(Dataset entries)
------------
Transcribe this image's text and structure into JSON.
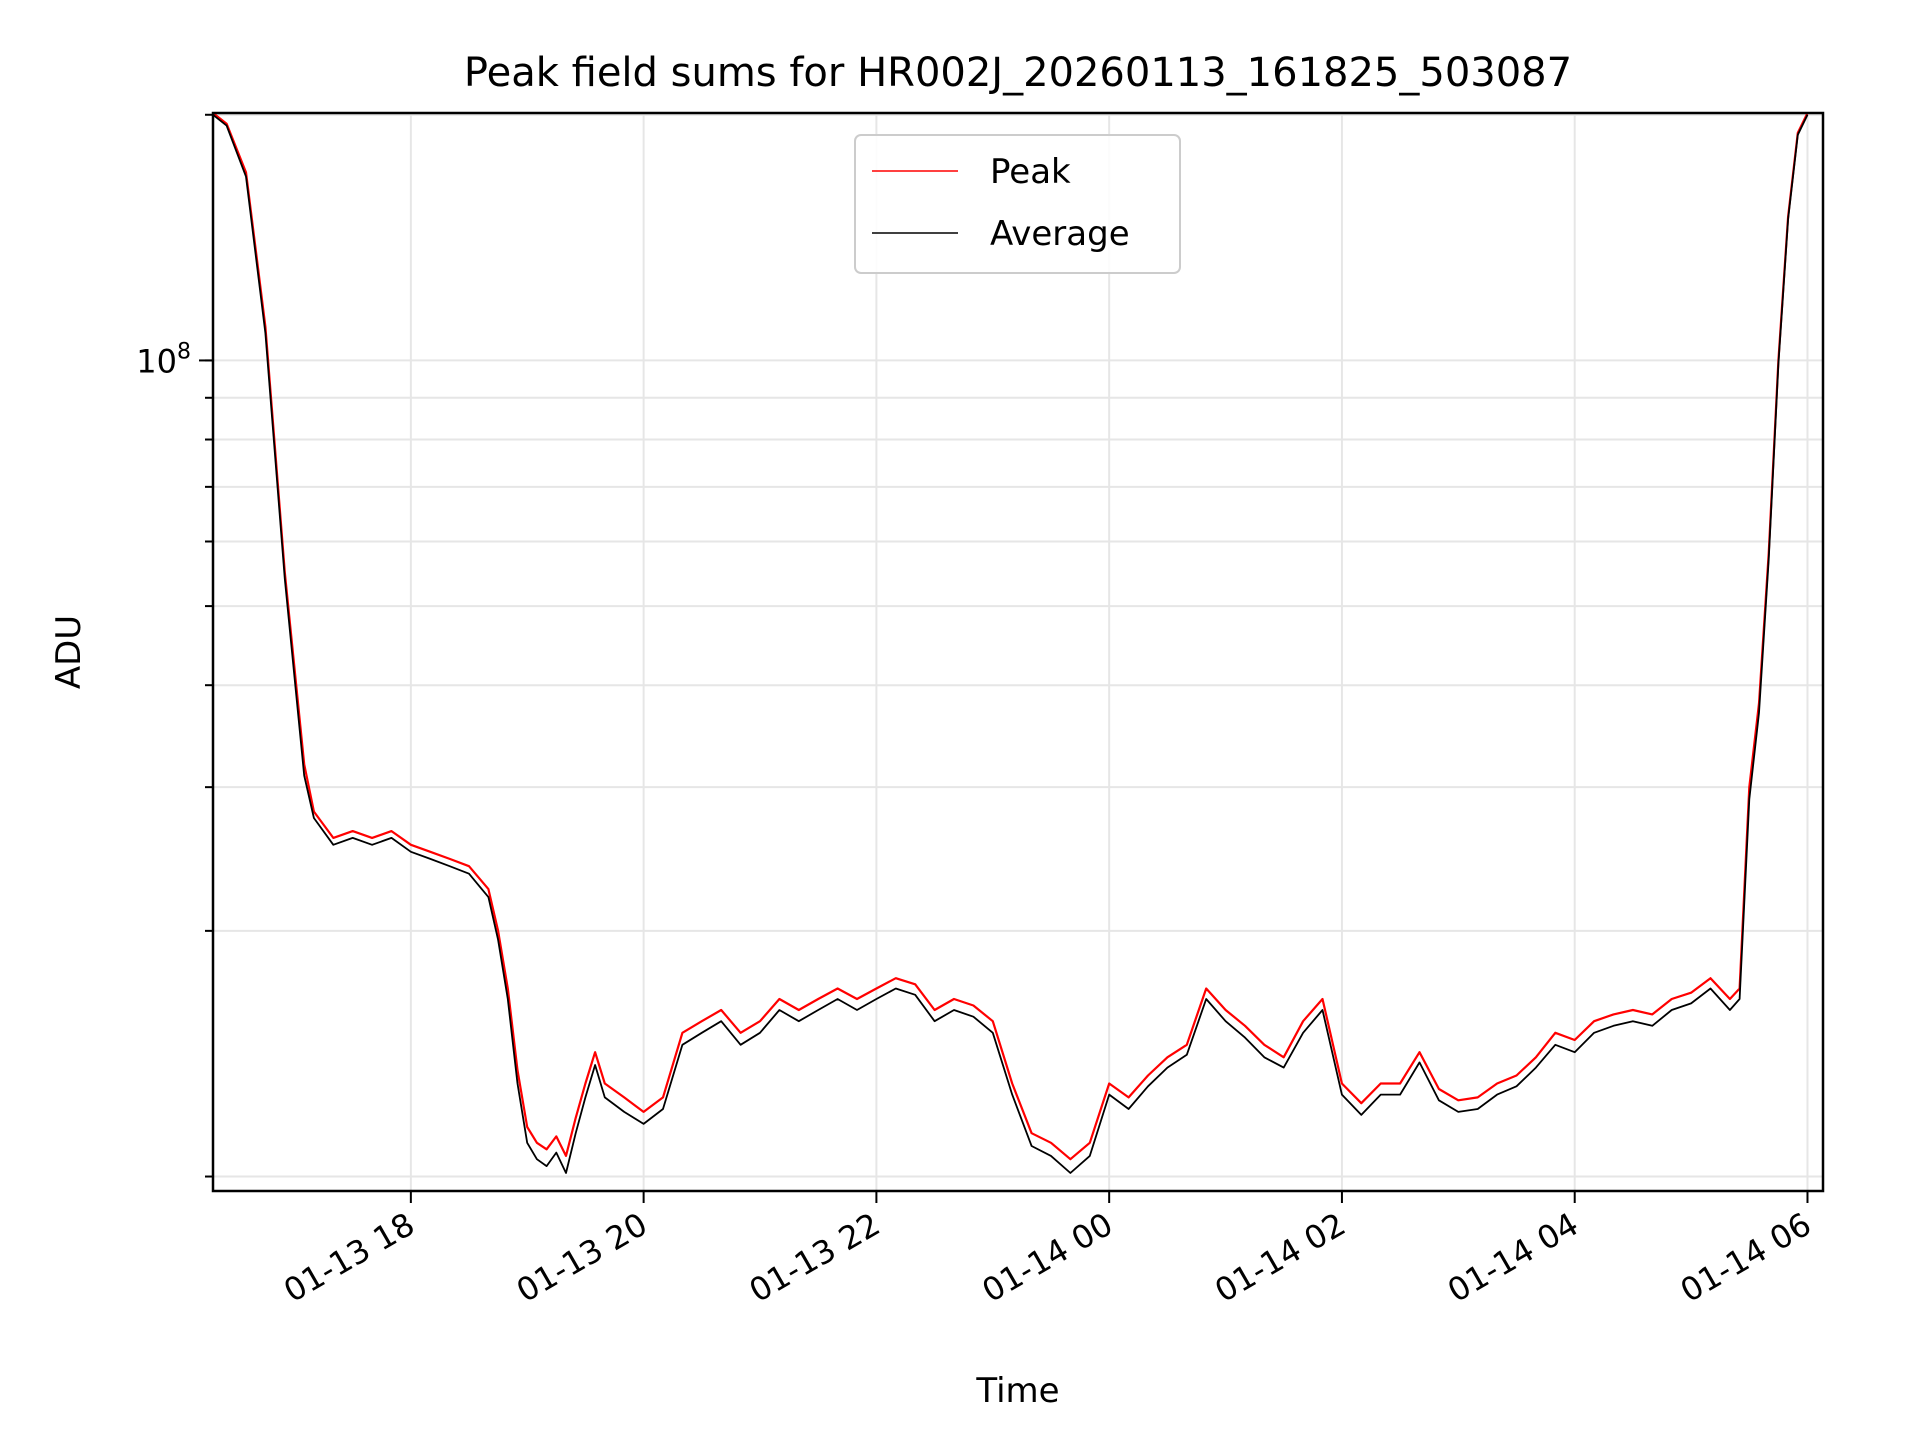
{
  "chart_data": {
    "type": "line",
    "title": "Peak field sums for HR002J_20260113_161825_503087",
    "xlabel": "Time",
    "ylabel": "ADU",
    "yscale": "log",
    "grid": true,
    "legend_position": "top-center",
    "x_range": [
      "2026-01-13 16:18",
      "2026-01-14 06:08"
    ],
    "ylim": [
      9600000,
      201000000
    ],
    "x_ticks": [
      {
        "value": "2026-01-13 18:00",
        "label": "01-13 18"
      },
      {
        "value": "2026-01-13 20:00",
        "label": "01-13 20"
      },
      {
        "value": "2026-01-13 22:00",
        "label": "01-13 22"
      },
      {
        "value": "2026-01-14 00:00",
        "label": "01-14 00"
      },
      {
        "value": "2026-01-14 02:00",
        "label": "01-14 02"
      },
      {
        "value": "2026-01-14 04:00",
        "label": "01-14 04"
      },
      {
        "value": "2026-01-14 06:00",
        "label": "01-14 06"
      }
    ],
    "y_major_ticks": [
      {
        "value": 100000000,
        "base": "10",
        "exponent": "8"
      }
    ],
    "series": [
      {
        "name": "Peak",
        "color": "#ff0000",
        "x": [
          "2026-01-13 16:18",
          "2026-01-13 16:25",
          "2026-01-13 16:35",
          "2026-01-13 16:45",
          "2026-01-13 16:55",
          "2026-01-13 17:05",
          "2026-01-13 17:10",
          "2026-01-13 17:20",
          "2026-01-13 17:30",
          "2026-01-13 17:40",
          "2026-01-13 17:50",
          "2026-01-13 18:00",
          "2026-01-13 18:10",
          "2026-01-13 18:20",
          "2026-01-13 18:30",
          "2026-01-13 18:40",
          "2026-01-13 18:45",
          "2026-01-13 18:50",
          "2026-01-13 18:55",
          "2026-01-13 19:00",
          "2026-01-13 19:05",
          "2026-01-13 19:10",
          "2026-01-13 19:15",
          "2026-01-13 19:20",
          "2026-01-13 19:25",
          "2026-01-13 19:30",
          "2026-01-13 19:35",
          "2026-01-13 19:40",
          "2026-01-13 19:50",
          "2026-01-13 20:00",
          "2026-01-13 20:10",
          "2026-01-13 20:20",
          "2026-01-13 20:30",
          "2026-01-13 20:40",
          "2026-01-13 20:50",
          "2026-01-13 21:00",
          "2026-01-13 21:10",
          "2026-01-13 21:20",
          "2026-01-13 21:30",
          "2026-01-13 21:40",
          "2026-01-13 21:50",
          "2026-01-13 22:00",
          "2026-01-13 22:10",
          "2026-01-13 22:20",
          "2026-01-13 22:30",
          "2026-01-13 22:40",
          "2026-01-13 22:50",
          "2026-01-13 23:00",
          "2026-01-13 23:10",
          "2026-01-13 23:20",
          "2026-01-13 23:30",
          "2026-01-13 23:40",
          "2026-01-13 23:50",
          "2026-01-14 00:00",
          "2026-01-14 00:10",
          "2026-01-14 00:20",
          "2026-01-14 00:30",
          "2026-01-14 00:40",
          "2026-01-14 00:50",
          "2026-01-14 01:00",
          "2026-01-14 01:10",
          "2026-01-14 01:20",
          "2026-01-14 01:30",
          "2026-01-14 01:40",
          "2026-01-14 01:50",
          "2026-01-14 02:00",
          "2026-01-14 02:10",
          "2026-01-14 02:20",
          "2026-01-14 02:30",
          "2026-01-14 02:40",
          "2026-01-14 02:50",
          "2026-01-14 03:00",
          "2026-01-14 03:10",
          "2026-01-14 03:20",
          "2026-01-14 03:30",
          "2026-01-14 03:40",
          "2026-01-14 03:50",
          "2026-01-14 04:00",
          "2026-01-14 04:10",
          "2026-01-14 04:20",
          "2026-01-14 04:30",
          "2026-01-14 04:40",
          "2026-01-14 04:50",
          "2026-01-14 05:00",
          "2026-01-14 05:10",
          "2026-01-14 05:20",
          "2026-01-14 05:25",
          "2026-01-14 05:30",
          "2026-01-14 05:35",
          "2026-01-14 05:40",
          "2026-01-14 05:45",
          "2026-01-14 05:50",
          "2026-01-14 05:55",
          "2026-01-14 06:00"
        ],
        "values": [
          201000000,
          195000000,
          170000000,
          110000000,
          55000000,
          32000000,
          28000000,
          26000000,
          26500000,
          26000000,
          26500000,
          25500000,
          25000000,
          24500000,
          24000000,
          22500000,
          20000000,
          17000000,
          13500000,
          11500000,
          11000000,
          10800000,
          11200000,
          10600000,
          11800000,
          13000000,
          14200000,
          13000000,
          12500000,
          12000000,
          12500000,
          15000000,
          15500000,
          16000000,
          15000000,
          15500000,
          16500000,
          16000000,
          16500000,
          17000000,
          16500000,
          17000000,
          17500000,
          17200000,
          16000000,
          16500000,
          16200000,
          15500000,
          13000000,
          11300000,
          11000000,
          10500000,
          11000000,
          13000000,
          12500000,
          13300000,
          14000000,
          14500000,
          17000000,
          16000000,
          15300000,
          14500000,
          14000000,
          15500000,
          16500000,
          13000000,
          12300000,
          13000000,
          13000000,
          14200000,
          12800000,
          12400000,
          12500000,
          13000000,
          13300000,
          14000000,
          15000000,
          14700000,
          15500000,
          15800000,
          16000000,
          15800000,
          16500000,
          16800000,
          17500000,
          16500000,
          17000000,
          30000000,
          38000000,
          58000000,
          100000000,
          150000000,
          190000000,
          201000000
        ]
      },
      {
        "name": "Average",
        "color": "#000000",
        "x": [
          "2026-01-13 16:18",
          "2026-01-13 16:25",
          "2026-01-13 16:35",
          "2026-01-13 16:45",
          "2026-01-13 16:55",
          "2026-01-13 17:05",
          "2026-01-13 17:10",
          "2026-01-13 17:20",
          "2026-01-13 17:30",
          "2026-01-13 17:40",
          "2026-01-13 17:50",
          "2026-01-13 18:00",
          "2026-01-13 18:10",
          "2026-01-13 18:20",
          "2026-01-13 18:30",
          "2026-01-13 18:40",
          "2026-01-13 18:45",
          "2026-01-13 18:50",
          "2026-01-13 18:55",
          "2026-01-13 19:00",
          "2026-01-13 19:05",
          "2026-01-13 19:10",
          "2026-01-13 19:15",
          "2026-01-13 19:20",
          "2026-01-13 19:25",
          "2026-01-13 19:30",
          "2026-01-13 19:35",
          "2026-01-13 19:40",
          "2026-01-13 19:50",
          "2026-01-13 20:00",
          "2026-01-13 20:10",
          "2026-01-13 20:20",
          "2026-01-13 20:30",
          "2026-01-13 20:40",
          "2026-01-13 20:50",
          "2026-01-13 21:00",
          "2026-01-13 21:10",
          "2026-01-13 21:20",
          "2026-01-13 21:30",
          "2026-01-13 21:40",
          "2026-01-13 21:50",
          "2026-01-13 22:00",
          "2026-01-13 22:10",
          "2026-01-13 22:20",
          "2026-01-13 22:30",
          "2026-01-13 22:40",
          "2026-01-13 22:50",
          "2026-01-13 23:00",
          "2026-01-13 23:10",
          "2026-01-13 23:20",
          "2026-01-13 23:30",
          "2026-01-13 23:40",
          "2026-01-13 23:50",
          "2026-01-14 00:00",
          "2026-01-14 00:10",
          "2026-01-14 00:20",
          "2026-01-14 00:30",
          "2026-01-14 00:40",
          "2026-01-14 00:50",
          "2026-01-14 01:00",
          "2026-01-14 01:10",
          "2026-01-14 01:20",
          "2026-01-14 01:30",
          "2026-01-14 01:40",
          "2026-01-14 01:50",
          "2026-01-14 02:00",
          "2026-01-14 02:10",
          "2026-01-14 02:20",
          "2026-01-14 02:30",
          "2026-01-14 02:40",
          "2026-01-14 02:50",
          "2026-01-14 03:00",
          "2026-01-14 03:10",
          "2026-01-14 03:20",
          "2026-01-14 03:30",
          "2026-01-14 03:40",
          "2026-01-14 03:50",
          "2026-01-14 04:00",
          "2026-01-14 04:10",
          "2026-01-14 04:20",
          "2026-01-14 04:30",
          "2026-01-14 04:40",
          "2026-01-14 04:50",
          "2026-01-14 05:00",
          "2026-01-14 05:10",
          "2026-01-14 05:20",
          "2026-01-14 05:25",
          "2026-01-14 05:30",
          "2026-01-14 05:35",
          "2026-01-14 05:40",
          "2026-01-14 05:45",
          "2026-01-14 05:50",
          "2026-01-14 05:55",
          "2026-01-14 06:00"
        ],
        "values": [
          200000000,
          194000000,
          168000000,
          108000000,
          54000000,
          31000000,
          27500000,
          25500000,
          26000000,
          25500000,
          26000000,
          25000000,
          24500000,
          24000000,
          23500000,
          22000000,
          19500000,
          16500000,
          13000000,
          11000000,
          10500000,
          10300000,
          10700000,
          10100000,
          11300000,
          12500000,
          13700000,
          12500000,
          12000000,
          11600000,
          12100000,
          14500000,
          15000000,
          15500000,
          14500000,
          15000000,
          16000000,
          15500000,
          16000000,
          16500000,
          16000000,
          16500000,
          17000000,
          16700000,
          15500000,
          16000000,
          15700000,
          15000000,
          12600000,
          10900000,
          10600000,
          10100000,
          10600000,
          12600000,
          12100000,
          12900000,
          13600000,
          14100000,
          16500000,
          15500000,
          14800000,
          14000000,
          13600000,
          15000000,
          16000000,
          12600000,
          11900000,
          12600000,
          12600000,
          13800000,
          12400000,
          12000000,
          12100000,
          12600000,
          12900000,
          13600000,
          14500000,
          14200000,
          15000000,
          15300000,
          15500000,
          15300000,
          16000000,
          16300000,
          17000000,
          16000000,
          16500000,
          29000000,
          37000000,
          57000000,
          99000000,
          149000000,
          189000000,
          200000000
        ]
      }
    ]
  }
}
------------
REQUIREMENTS >> What count of lines in the listing contain the word "Peak"? Reply with the number only.

OUTPUT FOR THIS TASK >> 2